PROBLEM STATEMENT ->
Reproduce every line in the listing that contains the word "wolnym".

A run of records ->

========================

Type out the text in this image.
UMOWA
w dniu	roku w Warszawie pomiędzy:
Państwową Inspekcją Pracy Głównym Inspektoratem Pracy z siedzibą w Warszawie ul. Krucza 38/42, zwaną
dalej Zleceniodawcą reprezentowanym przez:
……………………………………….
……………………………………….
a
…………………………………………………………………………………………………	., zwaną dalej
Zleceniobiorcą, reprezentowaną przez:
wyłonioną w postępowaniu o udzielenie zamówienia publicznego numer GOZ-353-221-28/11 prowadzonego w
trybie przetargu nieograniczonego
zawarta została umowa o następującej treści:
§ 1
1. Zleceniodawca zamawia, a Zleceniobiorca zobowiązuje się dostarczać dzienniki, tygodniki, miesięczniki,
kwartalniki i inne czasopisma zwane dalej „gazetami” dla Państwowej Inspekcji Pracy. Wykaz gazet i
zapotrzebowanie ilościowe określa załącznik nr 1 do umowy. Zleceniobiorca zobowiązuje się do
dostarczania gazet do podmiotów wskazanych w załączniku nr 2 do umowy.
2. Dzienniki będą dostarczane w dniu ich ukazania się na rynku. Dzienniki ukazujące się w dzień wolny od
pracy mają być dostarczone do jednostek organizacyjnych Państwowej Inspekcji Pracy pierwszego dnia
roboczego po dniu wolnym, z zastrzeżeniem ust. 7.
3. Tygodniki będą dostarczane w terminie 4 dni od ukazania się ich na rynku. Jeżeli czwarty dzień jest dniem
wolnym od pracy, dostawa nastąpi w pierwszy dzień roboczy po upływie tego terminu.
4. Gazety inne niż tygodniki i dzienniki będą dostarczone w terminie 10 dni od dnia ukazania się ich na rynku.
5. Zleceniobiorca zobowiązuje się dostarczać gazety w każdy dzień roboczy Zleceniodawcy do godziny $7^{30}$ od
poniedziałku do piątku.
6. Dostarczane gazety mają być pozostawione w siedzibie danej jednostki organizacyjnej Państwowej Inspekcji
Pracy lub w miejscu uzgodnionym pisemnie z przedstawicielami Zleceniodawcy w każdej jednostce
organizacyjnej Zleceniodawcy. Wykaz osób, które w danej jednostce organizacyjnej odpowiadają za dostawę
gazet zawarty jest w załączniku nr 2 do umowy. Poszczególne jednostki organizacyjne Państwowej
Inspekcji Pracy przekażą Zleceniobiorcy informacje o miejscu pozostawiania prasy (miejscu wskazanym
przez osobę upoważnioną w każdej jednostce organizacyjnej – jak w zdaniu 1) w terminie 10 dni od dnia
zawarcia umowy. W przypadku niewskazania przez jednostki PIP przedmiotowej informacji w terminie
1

========================

WRITTEN RESPONSE ->
roboczego po dniu wolnym, z zastrzeżeniem ust. 7.
wolnym od pracy, dostawa nastąpi w pierwszy dzień roboczy po upływie tego terminu.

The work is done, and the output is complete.